EXERCISE> From the listing below, extract every line containing "deaths".

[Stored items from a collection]
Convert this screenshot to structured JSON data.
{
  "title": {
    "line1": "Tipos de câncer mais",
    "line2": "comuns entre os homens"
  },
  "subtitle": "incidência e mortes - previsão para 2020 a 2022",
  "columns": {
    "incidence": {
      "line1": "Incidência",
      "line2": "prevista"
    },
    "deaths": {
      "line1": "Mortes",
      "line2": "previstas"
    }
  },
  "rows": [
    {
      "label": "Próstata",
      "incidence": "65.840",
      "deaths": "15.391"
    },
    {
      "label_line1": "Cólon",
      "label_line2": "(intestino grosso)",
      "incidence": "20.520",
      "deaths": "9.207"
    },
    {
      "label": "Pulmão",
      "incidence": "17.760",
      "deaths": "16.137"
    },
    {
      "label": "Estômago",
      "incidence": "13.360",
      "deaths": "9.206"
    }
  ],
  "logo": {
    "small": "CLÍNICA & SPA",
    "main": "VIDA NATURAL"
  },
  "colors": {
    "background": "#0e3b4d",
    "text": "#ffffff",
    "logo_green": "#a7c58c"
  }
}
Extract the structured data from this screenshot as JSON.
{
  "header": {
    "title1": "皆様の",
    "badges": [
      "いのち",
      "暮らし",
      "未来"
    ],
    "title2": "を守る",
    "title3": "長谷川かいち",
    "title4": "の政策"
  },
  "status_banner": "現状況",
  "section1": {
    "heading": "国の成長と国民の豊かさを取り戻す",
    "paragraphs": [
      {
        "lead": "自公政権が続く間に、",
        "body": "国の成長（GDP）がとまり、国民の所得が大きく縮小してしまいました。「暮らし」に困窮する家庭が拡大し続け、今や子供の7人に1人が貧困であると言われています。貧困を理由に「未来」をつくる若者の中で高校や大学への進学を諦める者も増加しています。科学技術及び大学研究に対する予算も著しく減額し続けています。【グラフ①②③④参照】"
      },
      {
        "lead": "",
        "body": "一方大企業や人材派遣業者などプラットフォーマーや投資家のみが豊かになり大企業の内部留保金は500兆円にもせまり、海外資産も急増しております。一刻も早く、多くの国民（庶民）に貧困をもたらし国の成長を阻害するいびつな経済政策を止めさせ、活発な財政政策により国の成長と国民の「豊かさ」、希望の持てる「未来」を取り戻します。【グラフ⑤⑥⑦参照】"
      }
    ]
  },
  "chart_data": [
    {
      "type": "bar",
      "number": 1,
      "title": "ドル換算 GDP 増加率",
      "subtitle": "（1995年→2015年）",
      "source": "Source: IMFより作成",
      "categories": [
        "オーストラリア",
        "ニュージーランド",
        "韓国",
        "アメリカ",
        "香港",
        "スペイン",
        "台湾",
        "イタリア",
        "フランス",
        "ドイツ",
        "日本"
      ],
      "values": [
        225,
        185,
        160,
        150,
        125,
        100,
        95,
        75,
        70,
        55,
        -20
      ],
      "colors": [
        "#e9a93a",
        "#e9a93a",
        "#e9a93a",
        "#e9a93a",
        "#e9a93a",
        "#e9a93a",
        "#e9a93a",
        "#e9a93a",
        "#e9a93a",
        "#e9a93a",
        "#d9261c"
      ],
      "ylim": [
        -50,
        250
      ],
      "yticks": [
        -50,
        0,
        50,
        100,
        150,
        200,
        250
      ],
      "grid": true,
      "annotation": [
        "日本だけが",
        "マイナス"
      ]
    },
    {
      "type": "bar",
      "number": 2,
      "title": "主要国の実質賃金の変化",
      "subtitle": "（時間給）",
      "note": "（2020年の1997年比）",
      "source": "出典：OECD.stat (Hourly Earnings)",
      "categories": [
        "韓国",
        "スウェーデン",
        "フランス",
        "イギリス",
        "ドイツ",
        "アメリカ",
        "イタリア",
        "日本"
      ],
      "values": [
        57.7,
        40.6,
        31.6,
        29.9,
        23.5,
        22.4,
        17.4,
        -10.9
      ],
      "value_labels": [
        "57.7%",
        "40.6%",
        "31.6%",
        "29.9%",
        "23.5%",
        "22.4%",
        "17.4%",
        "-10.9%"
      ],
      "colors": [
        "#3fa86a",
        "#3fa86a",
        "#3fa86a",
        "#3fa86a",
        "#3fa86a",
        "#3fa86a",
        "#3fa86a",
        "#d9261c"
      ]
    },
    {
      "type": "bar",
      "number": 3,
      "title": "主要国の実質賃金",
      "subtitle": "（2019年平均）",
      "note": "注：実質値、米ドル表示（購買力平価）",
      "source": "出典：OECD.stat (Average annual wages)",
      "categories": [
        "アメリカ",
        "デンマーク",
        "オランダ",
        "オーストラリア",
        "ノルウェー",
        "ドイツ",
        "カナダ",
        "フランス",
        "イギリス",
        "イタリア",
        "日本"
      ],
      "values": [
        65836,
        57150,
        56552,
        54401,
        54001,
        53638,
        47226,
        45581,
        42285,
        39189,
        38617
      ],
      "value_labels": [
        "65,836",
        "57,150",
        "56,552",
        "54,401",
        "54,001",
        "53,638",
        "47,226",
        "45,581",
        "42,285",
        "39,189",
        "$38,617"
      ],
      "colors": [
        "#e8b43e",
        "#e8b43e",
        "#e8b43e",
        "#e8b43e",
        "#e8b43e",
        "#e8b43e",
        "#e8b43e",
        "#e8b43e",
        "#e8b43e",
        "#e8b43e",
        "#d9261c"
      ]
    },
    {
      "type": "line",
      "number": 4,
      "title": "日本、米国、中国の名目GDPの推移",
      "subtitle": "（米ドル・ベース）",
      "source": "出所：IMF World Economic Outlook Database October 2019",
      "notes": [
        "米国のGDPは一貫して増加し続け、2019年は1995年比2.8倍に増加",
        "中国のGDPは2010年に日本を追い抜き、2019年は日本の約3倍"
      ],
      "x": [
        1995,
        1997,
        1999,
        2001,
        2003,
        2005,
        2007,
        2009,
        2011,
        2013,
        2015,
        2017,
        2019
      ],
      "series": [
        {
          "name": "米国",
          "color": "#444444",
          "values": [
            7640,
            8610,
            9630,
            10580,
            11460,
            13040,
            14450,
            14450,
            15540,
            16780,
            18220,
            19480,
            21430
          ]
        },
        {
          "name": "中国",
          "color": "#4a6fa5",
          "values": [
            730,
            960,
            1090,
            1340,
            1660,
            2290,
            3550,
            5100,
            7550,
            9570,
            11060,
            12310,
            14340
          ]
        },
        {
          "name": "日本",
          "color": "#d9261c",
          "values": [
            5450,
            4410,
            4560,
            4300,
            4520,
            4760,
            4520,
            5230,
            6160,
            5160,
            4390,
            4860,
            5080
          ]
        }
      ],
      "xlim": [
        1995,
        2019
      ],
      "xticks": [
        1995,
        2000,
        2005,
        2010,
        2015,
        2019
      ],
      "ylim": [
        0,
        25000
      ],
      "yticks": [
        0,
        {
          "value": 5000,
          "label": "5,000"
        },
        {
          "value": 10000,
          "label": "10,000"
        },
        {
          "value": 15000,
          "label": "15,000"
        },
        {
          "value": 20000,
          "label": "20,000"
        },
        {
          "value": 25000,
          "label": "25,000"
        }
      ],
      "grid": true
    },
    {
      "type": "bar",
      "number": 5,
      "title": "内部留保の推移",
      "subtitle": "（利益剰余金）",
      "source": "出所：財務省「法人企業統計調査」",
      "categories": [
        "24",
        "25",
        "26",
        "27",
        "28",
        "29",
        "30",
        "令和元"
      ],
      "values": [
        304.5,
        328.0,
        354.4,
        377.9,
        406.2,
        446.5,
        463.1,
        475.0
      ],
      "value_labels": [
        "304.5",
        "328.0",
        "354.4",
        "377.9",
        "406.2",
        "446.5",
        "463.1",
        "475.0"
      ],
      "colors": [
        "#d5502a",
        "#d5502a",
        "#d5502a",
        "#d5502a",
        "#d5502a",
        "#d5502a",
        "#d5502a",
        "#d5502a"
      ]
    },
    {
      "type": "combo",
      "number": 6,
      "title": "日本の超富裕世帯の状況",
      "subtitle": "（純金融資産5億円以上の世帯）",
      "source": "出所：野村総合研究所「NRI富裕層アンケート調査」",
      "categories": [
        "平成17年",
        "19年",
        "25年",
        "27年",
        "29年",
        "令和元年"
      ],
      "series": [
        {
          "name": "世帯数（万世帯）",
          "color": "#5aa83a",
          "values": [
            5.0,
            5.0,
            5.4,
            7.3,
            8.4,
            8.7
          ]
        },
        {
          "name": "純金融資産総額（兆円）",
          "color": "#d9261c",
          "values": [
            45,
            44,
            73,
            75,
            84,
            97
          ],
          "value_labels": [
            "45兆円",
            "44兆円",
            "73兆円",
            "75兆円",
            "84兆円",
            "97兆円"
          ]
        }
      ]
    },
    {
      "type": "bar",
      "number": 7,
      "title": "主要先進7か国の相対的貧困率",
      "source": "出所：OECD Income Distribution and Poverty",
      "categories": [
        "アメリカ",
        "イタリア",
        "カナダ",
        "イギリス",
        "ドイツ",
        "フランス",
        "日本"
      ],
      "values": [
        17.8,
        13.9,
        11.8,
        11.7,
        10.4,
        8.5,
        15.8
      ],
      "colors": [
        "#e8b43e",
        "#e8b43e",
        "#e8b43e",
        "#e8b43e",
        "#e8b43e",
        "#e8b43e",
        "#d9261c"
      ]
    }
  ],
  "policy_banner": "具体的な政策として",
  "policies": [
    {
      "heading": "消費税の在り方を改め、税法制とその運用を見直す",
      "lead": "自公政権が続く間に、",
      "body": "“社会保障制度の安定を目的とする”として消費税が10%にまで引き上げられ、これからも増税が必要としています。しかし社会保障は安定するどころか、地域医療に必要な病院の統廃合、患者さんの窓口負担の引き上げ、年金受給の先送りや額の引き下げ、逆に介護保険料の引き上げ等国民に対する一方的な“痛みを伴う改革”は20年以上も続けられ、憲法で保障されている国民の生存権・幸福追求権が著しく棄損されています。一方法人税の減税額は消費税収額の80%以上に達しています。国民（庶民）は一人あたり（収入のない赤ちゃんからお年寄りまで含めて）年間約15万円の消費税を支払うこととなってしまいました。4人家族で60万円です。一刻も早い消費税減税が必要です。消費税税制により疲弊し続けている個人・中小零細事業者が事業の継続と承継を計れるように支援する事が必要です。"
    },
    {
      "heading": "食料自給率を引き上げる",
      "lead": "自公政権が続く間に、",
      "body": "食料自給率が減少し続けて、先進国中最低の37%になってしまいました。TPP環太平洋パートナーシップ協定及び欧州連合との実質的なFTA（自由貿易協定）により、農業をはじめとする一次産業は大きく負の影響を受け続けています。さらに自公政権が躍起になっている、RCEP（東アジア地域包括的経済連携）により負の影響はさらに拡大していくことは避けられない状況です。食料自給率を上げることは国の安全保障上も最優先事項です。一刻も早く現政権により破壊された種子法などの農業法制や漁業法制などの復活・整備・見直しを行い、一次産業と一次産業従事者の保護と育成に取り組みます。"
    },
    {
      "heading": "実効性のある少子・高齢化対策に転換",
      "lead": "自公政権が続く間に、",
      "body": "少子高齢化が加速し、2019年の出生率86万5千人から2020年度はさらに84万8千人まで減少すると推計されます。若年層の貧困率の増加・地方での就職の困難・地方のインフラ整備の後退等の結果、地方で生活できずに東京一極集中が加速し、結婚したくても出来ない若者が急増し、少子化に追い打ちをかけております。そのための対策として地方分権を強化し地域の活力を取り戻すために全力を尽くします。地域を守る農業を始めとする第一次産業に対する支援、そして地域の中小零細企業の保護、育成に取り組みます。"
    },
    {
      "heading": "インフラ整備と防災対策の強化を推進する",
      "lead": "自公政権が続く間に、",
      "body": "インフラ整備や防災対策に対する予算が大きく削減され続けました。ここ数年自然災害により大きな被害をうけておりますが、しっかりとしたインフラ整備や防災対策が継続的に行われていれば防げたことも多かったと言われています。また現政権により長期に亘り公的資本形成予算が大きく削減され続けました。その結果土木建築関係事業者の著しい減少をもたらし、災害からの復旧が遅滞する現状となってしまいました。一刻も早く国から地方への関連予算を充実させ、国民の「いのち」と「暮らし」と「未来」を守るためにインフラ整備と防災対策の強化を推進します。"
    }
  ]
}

WRITTEN ANSWER>
    "deaths": {
      "deaths": "15.391"
      "deaths": "9.207"
      "deaths": "16.137"
      "deaths": "9.206"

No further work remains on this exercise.